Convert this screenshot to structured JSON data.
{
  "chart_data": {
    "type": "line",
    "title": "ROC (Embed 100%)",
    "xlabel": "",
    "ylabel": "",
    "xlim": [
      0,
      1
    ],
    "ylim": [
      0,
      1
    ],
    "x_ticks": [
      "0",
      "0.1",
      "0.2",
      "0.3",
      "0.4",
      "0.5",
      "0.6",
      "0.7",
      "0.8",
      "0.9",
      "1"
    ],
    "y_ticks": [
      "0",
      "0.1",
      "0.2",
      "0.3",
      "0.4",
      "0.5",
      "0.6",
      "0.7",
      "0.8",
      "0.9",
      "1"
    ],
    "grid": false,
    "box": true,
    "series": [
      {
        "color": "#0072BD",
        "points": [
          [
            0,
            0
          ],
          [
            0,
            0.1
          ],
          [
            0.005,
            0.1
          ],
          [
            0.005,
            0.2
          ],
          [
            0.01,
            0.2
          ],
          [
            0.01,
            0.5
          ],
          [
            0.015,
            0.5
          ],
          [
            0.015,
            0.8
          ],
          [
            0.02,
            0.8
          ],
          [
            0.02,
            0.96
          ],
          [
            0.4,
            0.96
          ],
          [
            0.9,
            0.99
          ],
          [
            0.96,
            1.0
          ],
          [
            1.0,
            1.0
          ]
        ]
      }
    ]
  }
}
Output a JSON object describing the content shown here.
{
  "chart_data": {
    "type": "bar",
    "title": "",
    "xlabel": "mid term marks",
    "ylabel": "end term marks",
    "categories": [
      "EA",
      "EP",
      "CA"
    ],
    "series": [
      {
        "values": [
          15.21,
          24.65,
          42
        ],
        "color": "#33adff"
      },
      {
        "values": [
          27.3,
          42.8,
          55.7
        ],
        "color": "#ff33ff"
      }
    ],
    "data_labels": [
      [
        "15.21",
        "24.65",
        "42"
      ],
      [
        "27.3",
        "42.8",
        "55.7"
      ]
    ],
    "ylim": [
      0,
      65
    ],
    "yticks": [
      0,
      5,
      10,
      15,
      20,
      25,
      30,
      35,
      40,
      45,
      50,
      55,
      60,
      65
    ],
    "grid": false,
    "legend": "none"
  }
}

---

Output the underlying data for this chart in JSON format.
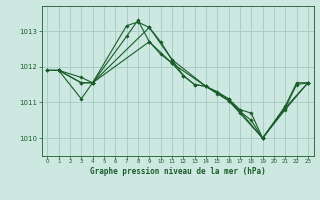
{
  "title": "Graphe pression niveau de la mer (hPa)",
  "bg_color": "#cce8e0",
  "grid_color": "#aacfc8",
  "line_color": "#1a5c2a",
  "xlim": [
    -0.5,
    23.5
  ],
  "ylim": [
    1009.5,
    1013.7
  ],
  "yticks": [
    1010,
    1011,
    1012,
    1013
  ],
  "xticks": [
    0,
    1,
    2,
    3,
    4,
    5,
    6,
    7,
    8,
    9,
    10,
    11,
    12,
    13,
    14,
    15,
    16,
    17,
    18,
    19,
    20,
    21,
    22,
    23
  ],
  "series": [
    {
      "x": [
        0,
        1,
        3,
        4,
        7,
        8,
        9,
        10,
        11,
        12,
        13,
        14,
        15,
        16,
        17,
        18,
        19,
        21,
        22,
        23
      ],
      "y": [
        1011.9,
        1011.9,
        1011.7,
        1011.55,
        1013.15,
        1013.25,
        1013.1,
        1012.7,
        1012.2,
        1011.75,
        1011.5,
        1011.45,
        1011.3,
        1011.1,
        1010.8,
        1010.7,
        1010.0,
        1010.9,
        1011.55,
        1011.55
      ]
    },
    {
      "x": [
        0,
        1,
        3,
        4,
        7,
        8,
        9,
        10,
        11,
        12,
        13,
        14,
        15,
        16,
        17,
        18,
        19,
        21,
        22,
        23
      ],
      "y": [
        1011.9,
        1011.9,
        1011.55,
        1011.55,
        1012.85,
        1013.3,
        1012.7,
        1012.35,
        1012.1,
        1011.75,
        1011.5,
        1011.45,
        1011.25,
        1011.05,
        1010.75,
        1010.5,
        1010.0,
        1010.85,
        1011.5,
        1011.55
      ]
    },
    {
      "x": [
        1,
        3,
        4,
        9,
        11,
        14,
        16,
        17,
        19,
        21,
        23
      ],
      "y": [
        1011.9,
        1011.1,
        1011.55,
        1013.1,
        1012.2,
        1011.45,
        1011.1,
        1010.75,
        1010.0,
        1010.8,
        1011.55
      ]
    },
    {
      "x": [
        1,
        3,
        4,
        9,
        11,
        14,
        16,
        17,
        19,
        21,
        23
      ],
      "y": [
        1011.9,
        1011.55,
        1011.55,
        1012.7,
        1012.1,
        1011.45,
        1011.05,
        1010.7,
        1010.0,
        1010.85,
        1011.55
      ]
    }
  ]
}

• Instruction: Read the data above and count the lines that include "this". Answer only with the count.

• The reply: 2